● **DATA ENTRIES**

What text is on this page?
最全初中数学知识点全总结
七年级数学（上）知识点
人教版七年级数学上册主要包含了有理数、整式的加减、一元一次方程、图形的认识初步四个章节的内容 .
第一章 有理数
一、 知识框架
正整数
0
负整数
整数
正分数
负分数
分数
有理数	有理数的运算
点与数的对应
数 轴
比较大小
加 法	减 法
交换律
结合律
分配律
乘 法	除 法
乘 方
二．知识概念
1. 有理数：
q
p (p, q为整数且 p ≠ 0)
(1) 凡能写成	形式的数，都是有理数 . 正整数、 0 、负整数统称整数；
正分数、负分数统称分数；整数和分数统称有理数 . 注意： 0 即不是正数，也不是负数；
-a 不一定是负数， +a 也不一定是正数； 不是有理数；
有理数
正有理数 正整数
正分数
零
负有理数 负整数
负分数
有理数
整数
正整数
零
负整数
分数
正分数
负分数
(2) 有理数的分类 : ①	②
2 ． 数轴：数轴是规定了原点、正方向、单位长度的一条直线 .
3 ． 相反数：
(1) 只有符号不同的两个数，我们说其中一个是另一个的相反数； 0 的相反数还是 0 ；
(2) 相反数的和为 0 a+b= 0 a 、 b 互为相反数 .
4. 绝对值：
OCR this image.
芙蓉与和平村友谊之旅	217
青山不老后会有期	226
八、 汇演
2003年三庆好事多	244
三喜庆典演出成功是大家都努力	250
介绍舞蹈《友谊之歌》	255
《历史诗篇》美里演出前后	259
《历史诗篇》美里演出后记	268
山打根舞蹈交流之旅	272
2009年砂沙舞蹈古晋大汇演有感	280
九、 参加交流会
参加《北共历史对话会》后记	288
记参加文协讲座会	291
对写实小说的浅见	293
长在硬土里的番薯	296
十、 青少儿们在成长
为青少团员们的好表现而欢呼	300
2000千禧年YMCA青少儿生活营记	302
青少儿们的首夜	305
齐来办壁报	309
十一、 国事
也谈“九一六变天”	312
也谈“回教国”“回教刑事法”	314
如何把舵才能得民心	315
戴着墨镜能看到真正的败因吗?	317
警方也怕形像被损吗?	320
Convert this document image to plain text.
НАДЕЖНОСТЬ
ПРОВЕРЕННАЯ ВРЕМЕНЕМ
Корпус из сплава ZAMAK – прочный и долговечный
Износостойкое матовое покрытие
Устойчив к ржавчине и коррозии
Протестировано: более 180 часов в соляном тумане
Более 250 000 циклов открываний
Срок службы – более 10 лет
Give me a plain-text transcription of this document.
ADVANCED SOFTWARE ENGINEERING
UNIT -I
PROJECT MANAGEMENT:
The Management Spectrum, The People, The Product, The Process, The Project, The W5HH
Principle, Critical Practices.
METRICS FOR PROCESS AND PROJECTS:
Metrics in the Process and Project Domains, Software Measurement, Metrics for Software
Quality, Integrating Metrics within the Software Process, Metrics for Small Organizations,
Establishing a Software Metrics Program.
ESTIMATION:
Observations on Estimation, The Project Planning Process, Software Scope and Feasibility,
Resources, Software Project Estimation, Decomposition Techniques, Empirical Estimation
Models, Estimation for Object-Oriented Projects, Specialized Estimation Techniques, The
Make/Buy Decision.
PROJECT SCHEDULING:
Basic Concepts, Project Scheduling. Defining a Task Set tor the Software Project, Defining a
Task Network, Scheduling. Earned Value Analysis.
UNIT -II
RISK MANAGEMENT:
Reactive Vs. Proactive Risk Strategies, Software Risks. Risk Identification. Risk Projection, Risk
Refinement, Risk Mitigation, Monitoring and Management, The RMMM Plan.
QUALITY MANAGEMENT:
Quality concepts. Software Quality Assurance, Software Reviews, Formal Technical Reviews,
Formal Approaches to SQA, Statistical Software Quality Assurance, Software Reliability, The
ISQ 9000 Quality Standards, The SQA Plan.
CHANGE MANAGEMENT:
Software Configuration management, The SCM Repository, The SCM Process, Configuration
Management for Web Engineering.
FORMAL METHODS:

● **EXERCISE DESCRIPTION**
Extract all the material, leaving every line as it is.

● **RESPONSE TO THIS EXERCISE**
What text is on this page?
最全初中数学知识点全总结
七年级数学（上）知识点
人教版七年级数学上册主要包含了有理数、整式的加减、一元一次方程、图形的认识初步四个章节的内容 .
第一章 有理数
一、 知识框架
正整数
0
负整数
整数
正分数
负分数
分数
有理数	有理数的运算
点与数的对应
数 轴
比较大小
加 法	减 法
交换律
结合律
分配律
乘 法	除 法
乘 方
二．知识概念
1. 有理数：
q
p (p, q为整数且 p ≠ 0)
(1) 凡能写成	形式的数，都是有理数 . 正整数、 0 、负整数统称整数；
正分数、负分数统称分数；整数和分数统称有理数 . 注意： 0 即不是正数，也不是负数；
-a 不一定是负数， +a 也不一定是正数； 不是有理数；
有理数
正有理数 正整数
正分数
零
负有理数 负整数
负分数
有理数
整数
正整数
零
负整数
分数
正分数
负分数
(2) 有理数的分类 : ①	②
2 ． 数轴：数轴是规定了原点、正方向、单位长度的一条直线 .
3 ． 相反数：
(1) 只有符号不同的两个数，我们说其中一个是另一个的相反数； 0 的相反数还是 0 ；
(2) 相反数的和为 0 a+b= 0 a 、 b 互为相反数 .
4. 绝对值：
OCR this image.
芙蓉与和平村友谊之旅	217
青山不老后会有期	226
八、 汇演
2003年三庆好事多	244
三喜庆典演出成功是大家都努力	250
介绍舞蹈《友谊之歌》	255
《历史诗篇》美里演出前后	259
《历史诗篇》美里演出后记	268
山打根舞蹈交流之旅	272
2009年砂沙舞蹈古晋大汇演有感	280
九、 参加交流会
参加《北共历史对话会》后记	288
记参加文协讲座会	291
对写实小说的浅见	293
长在硬土里的番薯	296
十、 青少儿们在成长
为青少团员们的好表现而欢呼	300
2000千禧年YMCA青少儿生活营记	302
青少儿们的首夜	305
齐来办壁报	309
十一、 国事
也谈“九一六变天”	312
也谈“回教国”“回教刑事法”	314
如何把舵才能得民心	315
戴着墨镜能看到真正的败因吗?	317
警方也怕形像被损吗?	320
Convert this document image to plain text.
НАДЕЖНОСТЬ
ПРОВЕРЕННАЯ ВРЕМЕНЕМ
Корпус из сплава ZAMAK – прочный и долговечный
Износостойкое матовое покрытие
Устойчив к ржавчине и коррозии
Протестировано: более 180 часов в соляном тумане
Более 250 000 циклов открываний
Срок службы – более 10 лет
Give me a plain-text transcription of this document.
ADVANCED SOFTWARE ENGINEERING
UNIT -I
PROJECT MANAGEMENT:
The Management Spectrum, The People, The Product, The Process, The Project, The W5HH
Principle, Critical Practices.
METRICS FOR PROCESS AND PROJECTS:
Metrics in the Process and Project Domains, Software Measurement, Metrics for Software
Quality, Integrating Metrics within the Software Process, Metrics for Small Organizations,
Establishing a Software Metrics Program.
ESTIMATION:
Observations on Estimation, The Project Planning Process, Software Scope and Feasibility,
Resources, Software Project Estimation, Decomposition Techniques, Empirical Estimation
Models, Estimation for Object-Oriented Projects, Specialized Estimation Techniques, The
Make/Buy Decision.
PROJECT SCHEDULING:
Basic Concepts, Project Scheduling. Defining a Task Set tor the Software Project, Defining a
Task Network, Scheduling. Earned Value Analysis.
UNIT -II
RISK MANAGEMENT:
Reactive Vs. Proactive Risk Strategies, Software Risks. Risk Identification. Risk Projection, Risk
Refinement, Risk Mitigation, Monitoring and Management, The RMMM Plan.
QUALITY MANAGEMENT:
Quality concepts. Software Quality Assurance, Software Reviews, Formal Technical Reviews,
Formal Approaches to SQA, Statistical Software Quality Assurance, Software Reliability, The
ISQ 9000 Quality Standards, The SQA Plan.
CHANGE MANAGEMENT:
Software Configuration management, The SCM Repository, The SCM Process, Configuration
Management for Web Engineering.
FORMAL METHODS:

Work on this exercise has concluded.